__EXERCISE OBJECTIVE__.
Wherever the word "meters" appears in a line, extract that line.

[Start of SOURCE DATA]

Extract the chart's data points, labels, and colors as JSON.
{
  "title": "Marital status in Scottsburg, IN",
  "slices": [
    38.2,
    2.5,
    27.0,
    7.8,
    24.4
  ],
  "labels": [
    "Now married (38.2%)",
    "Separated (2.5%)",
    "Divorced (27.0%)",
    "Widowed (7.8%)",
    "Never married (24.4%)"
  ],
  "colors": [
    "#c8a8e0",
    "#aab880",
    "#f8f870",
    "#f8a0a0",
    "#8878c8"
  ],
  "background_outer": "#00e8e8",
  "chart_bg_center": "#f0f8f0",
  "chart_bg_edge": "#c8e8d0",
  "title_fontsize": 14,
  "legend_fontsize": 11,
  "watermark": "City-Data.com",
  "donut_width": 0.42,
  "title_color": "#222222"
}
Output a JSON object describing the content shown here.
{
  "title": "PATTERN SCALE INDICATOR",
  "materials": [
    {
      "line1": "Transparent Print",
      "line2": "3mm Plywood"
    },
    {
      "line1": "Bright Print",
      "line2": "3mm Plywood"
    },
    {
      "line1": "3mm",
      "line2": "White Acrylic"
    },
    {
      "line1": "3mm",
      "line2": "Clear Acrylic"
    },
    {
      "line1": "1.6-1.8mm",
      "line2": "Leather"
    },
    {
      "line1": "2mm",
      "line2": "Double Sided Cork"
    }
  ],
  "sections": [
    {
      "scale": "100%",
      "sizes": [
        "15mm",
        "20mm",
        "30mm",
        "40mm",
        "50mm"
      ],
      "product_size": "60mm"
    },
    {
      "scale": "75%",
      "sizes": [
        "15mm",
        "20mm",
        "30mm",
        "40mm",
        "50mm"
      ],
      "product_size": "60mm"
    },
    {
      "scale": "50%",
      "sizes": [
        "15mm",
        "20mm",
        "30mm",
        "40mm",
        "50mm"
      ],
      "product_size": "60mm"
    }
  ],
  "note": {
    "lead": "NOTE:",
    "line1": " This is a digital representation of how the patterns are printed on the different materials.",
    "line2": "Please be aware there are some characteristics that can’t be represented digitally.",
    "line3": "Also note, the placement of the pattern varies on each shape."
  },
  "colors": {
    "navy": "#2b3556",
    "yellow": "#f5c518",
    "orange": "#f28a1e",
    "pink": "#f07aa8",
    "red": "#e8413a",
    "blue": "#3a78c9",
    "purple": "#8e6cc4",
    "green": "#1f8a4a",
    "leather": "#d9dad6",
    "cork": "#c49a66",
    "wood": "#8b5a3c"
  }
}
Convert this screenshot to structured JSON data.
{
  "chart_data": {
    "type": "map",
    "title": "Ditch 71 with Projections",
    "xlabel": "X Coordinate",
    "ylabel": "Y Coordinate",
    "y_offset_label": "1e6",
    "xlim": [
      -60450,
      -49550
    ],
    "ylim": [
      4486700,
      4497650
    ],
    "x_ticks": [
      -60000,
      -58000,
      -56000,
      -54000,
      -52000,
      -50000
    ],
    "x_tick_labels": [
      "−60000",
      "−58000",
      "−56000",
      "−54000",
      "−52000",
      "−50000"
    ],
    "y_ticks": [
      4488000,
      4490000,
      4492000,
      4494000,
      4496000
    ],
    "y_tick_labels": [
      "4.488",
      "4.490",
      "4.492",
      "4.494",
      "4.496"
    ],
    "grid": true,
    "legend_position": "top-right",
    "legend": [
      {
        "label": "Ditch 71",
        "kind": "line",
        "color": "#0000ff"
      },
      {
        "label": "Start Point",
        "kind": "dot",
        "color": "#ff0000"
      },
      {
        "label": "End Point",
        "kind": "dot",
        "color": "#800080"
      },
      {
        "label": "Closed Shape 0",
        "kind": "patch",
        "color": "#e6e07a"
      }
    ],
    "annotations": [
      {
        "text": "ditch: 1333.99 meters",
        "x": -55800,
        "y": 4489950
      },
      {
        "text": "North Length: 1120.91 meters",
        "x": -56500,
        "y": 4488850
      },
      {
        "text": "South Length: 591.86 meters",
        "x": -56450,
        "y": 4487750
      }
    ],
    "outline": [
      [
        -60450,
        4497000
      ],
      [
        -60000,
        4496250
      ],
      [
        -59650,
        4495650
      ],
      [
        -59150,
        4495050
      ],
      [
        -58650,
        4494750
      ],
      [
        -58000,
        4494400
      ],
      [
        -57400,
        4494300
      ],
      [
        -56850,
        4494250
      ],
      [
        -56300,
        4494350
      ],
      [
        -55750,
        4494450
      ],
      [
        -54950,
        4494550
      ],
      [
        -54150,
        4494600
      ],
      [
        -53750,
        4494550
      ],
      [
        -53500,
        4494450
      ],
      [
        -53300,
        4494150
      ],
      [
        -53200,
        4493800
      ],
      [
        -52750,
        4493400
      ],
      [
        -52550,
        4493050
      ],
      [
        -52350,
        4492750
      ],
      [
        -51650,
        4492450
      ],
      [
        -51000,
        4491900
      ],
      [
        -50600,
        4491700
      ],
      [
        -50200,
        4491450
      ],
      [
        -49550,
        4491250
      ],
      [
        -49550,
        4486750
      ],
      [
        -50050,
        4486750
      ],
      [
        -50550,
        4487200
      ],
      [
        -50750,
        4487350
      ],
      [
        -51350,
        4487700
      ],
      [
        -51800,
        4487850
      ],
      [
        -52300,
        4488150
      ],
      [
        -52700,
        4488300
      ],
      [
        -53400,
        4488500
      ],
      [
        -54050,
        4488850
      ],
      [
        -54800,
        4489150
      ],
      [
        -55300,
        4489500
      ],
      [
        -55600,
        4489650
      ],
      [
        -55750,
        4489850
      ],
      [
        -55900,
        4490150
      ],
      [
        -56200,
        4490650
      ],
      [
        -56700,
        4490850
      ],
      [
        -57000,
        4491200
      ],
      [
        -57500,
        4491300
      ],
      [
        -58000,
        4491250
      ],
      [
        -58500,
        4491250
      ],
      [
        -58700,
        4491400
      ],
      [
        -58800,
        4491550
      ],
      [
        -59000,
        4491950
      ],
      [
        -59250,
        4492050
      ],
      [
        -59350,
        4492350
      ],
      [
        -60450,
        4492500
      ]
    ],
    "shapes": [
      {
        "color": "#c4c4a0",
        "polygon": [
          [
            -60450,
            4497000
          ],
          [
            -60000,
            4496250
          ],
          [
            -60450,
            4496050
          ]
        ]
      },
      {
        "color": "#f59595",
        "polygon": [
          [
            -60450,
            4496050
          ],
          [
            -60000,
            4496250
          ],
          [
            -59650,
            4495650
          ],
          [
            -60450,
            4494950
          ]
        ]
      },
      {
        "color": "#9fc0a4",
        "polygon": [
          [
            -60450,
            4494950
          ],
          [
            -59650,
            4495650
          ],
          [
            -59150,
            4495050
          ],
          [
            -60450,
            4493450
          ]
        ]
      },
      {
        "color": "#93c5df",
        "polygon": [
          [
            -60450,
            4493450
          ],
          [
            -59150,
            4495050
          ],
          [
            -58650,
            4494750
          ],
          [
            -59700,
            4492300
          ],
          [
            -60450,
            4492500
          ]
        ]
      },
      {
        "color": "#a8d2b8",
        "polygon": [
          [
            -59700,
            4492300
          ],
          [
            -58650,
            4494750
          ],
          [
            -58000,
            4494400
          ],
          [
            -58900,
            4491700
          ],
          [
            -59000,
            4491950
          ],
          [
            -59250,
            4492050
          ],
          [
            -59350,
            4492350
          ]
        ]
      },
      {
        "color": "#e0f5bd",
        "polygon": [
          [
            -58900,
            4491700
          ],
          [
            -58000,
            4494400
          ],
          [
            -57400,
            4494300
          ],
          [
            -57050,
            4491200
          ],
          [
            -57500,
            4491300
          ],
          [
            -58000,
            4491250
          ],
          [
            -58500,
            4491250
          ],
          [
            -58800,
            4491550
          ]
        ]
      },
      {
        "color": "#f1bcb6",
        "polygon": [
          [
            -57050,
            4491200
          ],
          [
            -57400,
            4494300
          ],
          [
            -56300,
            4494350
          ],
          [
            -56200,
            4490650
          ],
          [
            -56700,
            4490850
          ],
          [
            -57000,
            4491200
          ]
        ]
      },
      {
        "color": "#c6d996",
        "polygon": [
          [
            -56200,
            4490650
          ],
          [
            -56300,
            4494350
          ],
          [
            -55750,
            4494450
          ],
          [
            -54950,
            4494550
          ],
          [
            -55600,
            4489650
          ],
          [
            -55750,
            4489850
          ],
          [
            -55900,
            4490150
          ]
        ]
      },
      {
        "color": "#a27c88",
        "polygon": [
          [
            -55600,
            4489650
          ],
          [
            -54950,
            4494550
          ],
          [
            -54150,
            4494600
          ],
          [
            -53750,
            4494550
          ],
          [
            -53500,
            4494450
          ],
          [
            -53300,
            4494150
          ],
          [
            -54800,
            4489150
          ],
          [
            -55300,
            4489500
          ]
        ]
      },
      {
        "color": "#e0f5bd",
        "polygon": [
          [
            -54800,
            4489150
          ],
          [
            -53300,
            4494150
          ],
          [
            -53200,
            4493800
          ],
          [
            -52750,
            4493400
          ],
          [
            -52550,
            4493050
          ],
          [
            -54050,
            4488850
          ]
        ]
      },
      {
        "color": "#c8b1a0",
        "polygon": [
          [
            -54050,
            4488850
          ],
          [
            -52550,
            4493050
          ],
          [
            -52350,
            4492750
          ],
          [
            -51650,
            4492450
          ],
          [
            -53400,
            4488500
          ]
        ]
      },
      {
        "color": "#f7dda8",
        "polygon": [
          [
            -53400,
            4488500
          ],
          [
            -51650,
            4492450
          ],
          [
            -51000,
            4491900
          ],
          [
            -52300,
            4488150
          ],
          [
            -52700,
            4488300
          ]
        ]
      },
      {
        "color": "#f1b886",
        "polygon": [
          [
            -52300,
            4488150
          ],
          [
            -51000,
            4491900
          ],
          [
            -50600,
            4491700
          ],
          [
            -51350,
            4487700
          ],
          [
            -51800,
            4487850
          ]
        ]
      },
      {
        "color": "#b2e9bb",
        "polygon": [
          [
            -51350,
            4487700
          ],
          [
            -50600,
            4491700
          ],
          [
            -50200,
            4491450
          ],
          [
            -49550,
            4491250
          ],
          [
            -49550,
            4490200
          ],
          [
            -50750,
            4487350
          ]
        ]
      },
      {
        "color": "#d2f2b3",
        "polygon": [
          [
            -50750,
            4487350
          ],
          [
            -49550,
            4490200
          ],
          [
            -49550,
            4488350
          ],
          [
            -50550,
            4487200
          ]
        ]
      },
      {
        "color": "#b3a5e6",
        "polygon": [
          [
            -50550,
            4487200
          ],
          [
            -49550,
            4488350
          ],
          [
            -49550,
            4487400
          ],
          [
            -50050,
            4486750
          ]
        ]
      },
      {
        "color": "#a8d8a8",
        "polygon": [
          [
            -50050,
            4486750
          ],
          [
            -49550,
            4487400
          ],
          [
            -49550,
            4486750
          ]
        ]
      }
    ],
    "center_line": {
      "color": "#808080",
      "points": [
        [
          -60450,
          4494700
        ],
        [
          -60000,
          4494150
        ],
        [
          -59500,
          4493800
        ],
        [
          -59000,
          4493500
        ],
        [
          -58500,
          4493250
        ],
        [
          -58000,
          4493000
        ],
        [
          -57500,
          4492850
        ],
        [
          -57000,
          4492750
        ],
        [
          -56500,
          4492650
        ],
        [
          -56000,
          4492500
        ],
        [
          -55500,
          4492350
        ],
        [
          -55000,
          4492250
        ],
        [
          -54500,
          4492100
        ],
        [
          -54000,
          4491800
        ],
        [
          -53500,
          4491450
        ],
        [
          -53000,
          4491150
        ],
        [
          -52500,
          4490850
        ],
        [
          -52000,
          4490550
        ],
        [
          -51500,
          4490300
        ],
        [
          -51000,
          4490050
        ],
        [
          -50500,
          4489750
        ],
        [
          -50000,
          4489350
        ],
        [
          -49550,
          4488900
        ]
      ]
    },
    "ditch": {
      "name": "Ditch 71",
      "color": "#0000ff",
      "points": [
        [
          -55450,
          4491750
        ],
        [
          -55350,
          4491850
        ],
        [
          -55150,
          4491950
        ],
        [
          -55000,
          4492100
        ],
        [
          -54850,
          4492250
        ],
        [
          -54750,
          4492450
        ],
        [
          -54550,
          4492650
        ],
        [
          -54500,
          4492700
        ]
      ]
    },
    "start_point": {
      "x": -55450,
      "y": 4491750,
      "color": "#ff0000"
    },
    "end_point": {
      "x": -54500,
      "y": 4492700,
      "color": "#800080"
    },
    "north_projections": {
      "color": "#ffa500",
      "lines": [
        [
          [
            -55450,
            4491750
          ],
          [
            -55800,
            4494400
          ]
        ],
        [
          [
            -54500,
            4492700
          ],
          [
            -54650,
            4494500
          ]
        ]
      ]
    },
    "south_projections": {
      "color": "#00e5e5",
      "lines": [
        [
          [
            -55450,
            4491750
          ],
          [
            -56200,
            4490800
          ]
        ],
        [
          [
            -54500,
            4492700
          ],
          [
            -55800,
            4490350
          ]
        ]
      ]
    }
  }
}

[End of SOURCE DATA]

__PROBLEM SOLUTION__.
        "text": "ditch: 1333.99 meters",
        "text": "North Length: 1120.91 meters",
        "text": "South Length: 591.86 meters",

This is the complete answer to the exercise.